## WHAT IS ASKED
Each line below should be reproduced without any alteration.

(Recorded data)
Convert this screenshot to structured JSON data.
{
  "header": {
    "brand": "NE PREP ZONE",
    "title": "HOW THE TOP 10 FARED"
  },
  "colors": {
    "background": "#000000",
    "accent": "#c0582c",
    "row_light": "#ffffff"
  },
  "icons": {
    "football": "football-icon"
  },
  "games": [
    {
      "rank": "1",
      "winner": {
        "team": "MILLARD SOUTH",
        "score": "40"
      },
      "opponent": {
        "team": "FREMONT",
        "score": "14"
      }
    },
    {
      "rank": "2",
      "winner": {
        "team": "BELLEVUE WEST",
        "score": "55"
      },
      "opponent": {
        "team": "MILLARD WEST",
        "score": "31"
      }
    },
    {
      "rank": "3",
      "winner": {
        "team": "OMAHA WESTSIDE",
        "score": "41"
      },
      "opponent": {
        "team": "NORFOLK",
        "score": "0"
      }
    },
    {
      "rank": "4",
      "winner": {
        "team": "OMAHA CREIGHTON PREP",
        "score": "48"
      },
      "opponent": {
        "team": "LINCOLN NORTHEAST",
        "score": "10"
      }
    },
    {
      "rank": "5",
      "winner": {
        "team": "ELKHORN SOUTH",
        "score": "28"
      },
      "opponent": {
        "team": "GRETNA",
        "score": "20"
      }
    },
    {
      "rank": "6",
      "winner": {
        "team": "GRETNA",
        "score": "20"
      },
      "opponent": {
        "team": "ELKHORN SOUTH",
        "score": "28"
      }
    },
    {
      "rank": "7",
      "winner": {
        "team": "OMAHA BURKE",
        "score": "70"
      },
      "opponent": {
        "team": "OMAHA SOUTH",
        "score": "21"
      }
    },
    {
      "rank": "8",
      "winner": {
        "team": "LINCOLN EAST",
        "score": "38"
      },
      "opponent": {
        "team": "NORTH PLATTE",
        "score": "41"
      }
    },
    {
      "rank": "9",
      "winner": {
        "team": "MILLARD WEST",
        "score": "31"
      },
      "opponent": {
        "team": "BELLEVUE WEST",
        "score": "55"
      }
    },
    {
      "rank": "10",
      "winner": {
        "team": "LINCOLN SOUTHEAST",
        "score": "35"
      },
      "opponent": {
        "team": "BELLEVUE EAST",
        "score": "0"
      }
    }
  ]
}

## WRITTEN ANSWER
Convert this screenshot to structured JSON data.
{
  "header": {
    "brand": "NE PREP ZONE",
    "title": "HOW THE TOP 10 FARED"
  },
  "colors": {
    "background": "#000000",
    "accent": "#c0582c",
    "row_light": "#ffffff"
  },
  "icons": {
    "football": "football-icon"
  },
  "games": [
    {
      "rank": "1",
      "winner": {
        "team": "MILLARD SOUTH",
        "score": "40"
      },
      "opponent": {
        "team": "FREMONT",
        "score": "14"
      }
    },
    {
      "rank": "2",
      "winner": {
        "team": "BELLEVUE WEST",
        "score": "55"
      },
      "opponent": {
        "team": "MILLARD WEST",
        "score": "31"
      }
    },
    {
      "rank": "3",
      "winner": {
        "team": "OMAHA WESTSIDE",
        "score": "41"
      },
      "opponent": {
        "team": "NORFOLK",
        "score": "0"
      }
    },
    {
      "rank": "4",
      "winner": {
        "team": "OMAHA CREIGHTON PREP",
        "score": "48"
      },
      "opponent": {
        "team": "LINCOLN NORTHEAST",
        "score": "10"
      }
    },
    {
      "rank": "5",
      "winner": {
        "team": "ELKHORN SOUTH",
        "score": "28"
      },
      "opponent": {
        "team": "GRETNA",
        "score": "20"
      }
    },
    {
      "rank": "6",
      "winner": {
        "team": "GRETNA",
        "score": "20"
      },
      "opponent": {
        "team": "ELKHORN SOUTH",
        "score": "28"
      }
    },
    {
      "rank": "7",
      "winner": {
        "team": "OMAHA BURKE",
        "score": "70"
      },
      "opponent": {
        "team": "OMAHA SOUTH",
        "score": "21"
      }
    },
    {
      "rank": "8",
      "winner": {
        "team": "LINCOLN EAST",
        "score": "38"
      },
      "opponent": {
        "team": "NORTH PLATTE",
        "score": "41"
      }
    },
    {
      "rank": "9",
      "winner": {
        "team": "MILLARD WEST",
        "score": "31"
      },
      "opponent": {
        "team": "BELLEVUE WEST",
        "score": "55"
      }
    },
    {
      "rank": "10",
      "winner": {
        "team": "LINCOLN SOUTHEAST",
        "score": "35"
      },
      "opponent": {
        "team": "BELLEVUE EAST",
        "score": "0"
      }
    }
  ]
}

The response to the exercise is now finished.